- **Work to be completed**:
Copy every line of the records below that holds the word "BULLISH".

- **Records supplied**:
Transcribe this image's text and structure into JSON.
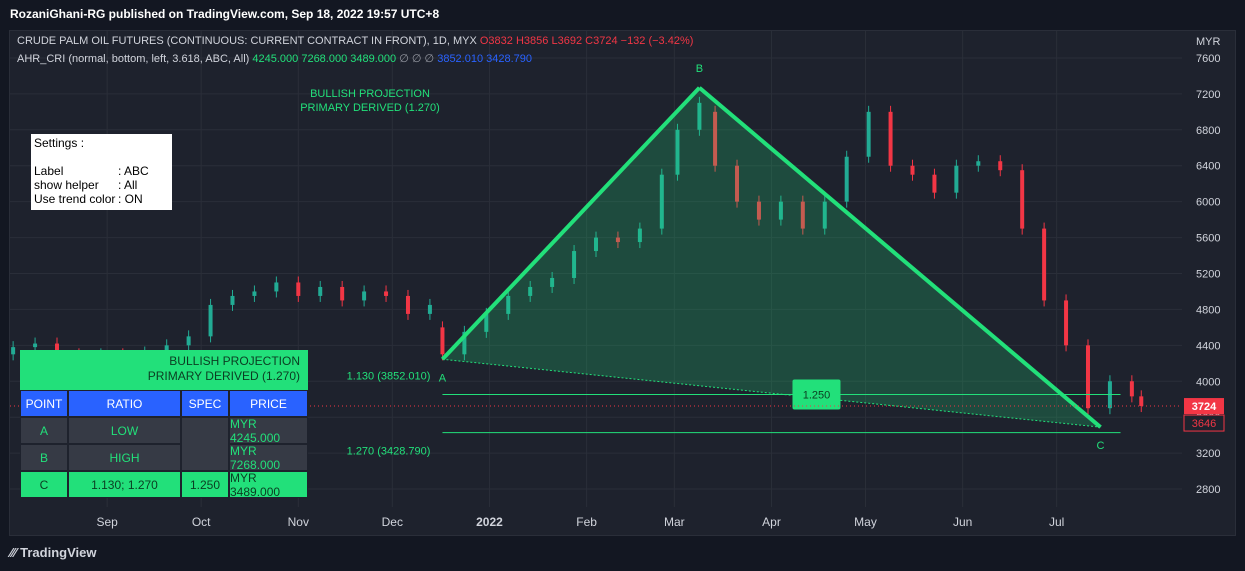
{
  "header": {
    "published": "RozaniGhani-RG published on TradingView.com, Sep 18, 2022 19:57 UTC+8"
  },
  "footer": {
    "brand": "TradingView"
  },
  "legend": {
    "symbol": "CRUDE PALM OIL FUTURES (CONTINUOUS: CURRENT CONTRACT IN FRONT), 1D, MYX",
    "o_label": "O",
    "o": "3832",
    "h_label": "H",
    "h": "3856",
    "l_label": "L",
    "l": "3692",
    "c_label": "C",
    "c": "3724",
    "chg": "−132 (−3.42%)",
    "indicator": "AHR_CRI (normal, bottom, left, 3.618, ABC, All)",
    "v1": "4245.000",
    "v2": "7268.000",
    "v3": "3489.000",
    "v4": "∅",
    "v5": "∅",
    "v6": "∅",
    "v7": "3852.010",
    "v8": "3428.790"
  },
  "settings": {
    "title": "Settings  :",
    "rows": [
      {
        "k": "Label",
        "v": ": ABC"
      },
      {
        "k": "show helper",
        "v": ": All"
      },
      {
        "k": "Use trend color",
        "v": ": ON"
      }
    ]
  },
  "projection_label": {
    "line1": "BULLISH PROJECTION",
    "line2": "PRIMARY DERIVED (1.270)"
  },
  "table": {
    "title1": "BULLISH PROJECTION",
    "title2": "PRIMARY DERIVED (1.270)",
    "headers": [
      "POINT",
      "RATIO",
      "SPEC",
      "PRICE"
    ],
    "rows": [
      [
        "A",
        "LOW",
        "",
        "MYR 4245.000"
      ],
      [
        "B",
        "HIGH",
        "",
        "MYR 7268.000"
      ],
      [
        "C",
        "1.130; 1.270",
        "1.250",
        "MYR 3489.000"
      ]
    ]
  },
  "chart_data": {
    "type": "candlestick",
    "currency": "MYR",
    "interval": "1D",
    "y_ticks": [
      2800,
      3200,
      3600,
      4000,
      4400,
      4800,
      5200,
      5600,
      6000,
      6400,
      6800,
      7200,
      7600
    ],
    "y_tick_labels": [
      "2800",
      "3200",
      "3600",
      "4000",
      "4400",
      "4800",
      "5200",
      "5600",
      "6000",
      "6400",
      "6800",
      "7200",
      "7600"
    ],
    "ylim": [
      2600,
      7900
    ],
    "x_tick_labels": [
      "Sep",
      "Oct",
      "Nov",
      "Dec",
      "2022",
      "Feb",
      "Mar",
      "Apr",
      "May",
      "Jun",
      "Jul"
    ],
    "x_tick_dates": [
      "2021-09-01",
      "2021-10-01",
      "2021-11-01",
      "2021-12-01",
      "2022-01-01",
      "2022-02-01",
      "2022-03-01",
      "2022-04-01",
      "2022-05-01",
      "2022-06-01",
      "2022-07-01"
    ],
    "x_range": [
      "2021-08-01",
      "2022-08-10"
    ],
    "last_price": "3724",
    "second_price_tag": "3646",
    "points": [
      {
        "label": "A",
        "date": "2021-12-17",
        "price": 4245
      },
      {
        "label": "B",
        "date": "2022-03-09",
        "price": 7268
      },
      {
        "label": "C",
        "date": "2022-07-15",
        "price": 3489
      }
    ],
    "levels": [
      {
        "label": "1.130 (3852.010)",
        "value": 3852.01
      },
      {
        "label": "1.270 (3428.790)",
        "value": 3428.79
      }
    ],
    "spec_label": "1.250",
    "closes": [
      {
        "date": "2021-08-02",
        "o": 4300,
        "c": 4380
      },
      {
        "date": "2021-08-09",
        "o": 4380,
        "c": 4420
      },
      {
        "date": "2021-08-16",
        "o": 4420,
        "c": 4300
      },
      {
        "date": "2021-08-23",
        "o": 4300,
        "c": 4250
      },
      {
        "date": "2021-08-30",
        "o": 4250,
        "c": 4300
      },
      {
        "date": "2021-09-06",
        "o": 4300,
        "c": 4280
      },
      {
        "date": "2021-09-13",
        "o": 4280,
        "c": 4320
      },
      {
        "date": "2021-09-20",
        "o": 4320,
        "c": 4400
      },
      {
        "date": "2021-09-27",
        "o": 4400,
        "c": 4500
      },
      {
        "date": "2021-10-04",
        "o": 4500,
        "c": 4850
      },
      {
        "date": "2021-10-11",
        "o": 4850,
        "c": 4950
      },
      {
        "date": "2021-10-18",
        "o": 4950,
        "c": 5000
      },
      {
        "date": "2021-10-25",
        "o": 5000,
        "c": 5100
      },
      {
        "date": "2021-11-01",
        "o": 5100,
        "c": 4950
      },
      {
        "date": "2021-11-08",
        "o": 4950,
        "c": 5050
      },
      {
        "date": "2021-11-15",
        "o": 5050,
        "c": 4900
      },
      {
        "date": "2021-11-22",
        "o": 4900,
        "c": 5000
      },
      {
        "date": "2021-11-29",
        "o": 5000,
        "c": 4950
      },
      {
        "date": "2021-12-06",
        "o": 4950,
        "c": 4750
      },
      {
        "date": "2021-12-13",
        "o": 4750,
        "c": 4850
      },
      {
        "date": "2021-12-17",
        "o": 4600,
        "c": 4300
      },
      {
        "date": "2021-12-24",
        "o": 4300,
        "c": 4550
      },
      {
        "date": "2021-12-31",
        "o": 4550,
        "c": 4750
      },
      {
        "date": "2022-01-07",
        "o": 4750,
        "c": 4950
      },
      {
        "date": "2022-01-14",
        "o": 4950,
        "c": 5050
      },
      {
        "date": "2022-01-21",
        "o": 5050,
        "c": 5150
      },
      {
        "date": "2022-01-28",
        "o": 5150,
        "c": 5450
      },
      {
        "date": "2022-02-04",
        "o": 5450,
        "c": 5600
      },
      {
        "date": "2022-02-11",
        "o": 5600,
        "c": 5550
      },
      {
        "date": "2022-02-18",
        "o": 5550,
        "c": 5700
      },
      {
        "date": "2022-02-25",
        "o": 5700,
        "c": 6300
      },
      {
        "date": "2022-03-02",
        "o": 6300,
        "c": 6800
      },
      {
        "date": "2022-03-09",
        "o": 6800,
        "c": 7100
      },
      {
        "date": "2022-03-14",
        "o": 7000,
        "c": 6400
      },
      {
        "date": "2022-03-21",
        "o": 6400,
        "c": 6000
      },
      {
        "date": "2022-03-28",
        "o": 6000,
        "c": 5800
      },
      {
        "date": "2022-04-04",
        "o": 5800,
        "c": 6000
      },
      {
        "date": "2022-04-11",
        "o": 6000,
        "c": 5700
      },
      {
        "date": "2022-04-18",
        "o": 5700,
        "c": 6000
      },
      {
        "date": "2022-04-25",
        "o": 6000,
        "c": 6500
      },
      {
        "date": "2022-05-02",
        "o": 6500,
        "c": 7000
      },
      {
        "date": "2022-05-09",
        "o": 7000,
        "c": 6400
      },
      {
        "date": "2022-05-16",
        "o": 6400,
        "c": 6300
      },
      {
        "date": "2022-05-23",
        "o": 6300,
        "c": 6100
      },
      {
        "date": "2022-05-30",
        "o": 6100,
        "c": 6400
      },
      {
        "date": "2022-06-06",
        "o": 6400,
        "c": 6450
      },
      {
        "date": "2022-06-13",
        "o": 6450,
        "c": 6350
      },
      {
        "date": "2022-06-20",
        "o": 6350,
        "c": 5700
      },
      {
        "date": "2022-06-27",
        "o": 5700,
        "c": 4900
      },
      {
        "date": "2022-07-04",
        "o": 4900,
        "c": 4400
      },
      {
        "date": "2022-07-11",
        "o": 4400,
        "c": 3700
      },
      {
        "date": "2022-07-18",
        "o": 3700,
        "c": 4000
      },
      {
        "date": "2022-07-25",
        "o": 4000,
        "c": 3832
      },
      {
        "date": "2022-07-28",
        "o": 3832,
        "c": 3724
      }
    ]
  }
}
==
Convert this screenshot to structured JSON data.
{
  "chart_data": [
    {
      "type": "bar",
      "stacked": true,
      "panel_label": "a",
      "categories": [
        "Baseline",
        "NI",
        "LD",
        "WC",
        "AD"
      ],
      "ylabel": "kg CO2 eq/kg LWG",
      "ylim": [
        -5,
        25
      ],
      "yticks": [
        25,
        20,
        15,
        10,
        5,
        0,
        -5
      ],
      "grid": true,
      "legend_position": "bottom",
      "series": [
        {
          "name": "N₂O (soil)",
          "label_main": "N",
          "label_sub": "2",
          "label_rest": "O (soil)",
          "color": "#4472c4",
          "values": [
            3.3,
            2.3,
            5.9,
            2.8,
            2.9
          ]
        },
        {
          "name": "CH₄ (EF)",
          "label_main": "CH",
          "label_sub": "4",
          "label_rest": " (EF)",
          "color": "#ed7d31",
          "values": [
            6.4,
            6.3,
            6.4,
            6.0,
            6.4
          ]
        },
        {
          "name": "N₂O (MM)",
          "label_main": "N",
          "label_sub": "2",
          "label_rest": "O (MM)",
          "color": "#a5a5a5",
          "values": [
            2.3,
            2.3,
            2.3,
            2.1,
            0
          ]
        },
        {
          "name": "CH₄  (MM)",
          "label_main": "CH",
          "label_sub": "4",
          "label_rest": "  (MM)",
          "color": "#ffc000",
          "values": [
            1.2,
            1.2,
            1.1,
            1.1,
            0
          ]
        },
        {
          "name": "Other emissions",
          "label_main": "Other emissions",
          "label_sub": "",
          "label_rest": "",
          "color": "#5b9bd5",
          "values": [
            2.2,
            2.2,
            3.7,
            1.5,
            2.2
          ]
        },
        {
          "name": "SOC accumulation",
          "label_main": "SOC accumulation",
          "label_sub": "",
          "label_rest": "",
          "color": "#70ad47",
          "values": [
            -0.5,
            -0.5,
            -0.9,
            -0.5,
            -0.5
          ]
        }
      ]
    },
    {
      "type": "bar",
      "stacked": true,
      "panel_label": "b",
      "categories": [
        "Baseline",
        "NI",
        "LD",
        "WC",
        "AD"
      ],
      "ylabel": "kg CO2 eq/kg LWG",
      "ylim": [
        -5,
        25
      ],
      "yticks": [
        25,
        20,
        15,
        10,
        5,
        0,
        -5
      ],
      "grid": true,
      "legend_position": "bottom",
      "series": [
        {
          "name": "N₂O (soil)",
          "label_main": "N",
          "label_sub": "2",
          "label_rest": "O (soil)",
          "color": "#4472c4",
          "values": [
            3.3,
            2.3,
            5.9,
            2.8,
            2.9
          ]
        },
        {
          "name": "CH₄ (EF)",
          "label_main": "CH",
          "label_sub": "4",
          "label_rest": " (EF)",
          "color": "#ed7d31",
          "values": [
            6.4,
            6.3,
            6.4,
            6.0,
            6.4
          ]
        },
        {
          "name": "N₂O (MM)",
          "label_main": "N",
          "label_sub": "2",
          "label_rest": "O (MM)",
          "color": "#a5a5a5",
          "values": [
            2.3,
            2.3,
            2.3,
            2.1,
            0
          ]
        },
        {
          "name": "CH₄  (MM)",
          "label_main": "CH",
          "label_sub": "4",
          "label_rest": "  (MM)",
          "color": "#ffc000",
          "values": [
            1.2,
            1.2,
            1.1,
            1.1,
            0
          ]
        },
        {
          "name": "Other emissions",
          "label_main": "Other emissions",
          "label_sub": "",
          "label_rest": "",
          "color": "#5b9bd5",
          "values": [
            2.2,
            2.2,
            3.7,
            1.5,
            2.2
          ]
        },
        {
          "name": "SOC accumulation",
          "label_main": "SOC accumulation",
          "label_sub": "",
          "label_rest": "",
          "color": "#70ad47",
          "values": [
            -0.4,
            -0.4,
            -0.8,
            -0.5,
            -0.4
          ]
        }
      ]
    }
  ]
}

- **Task result**:
    "line1": "BULLISH PROJECTION",
    "title1": "BULLISH PROJECTION",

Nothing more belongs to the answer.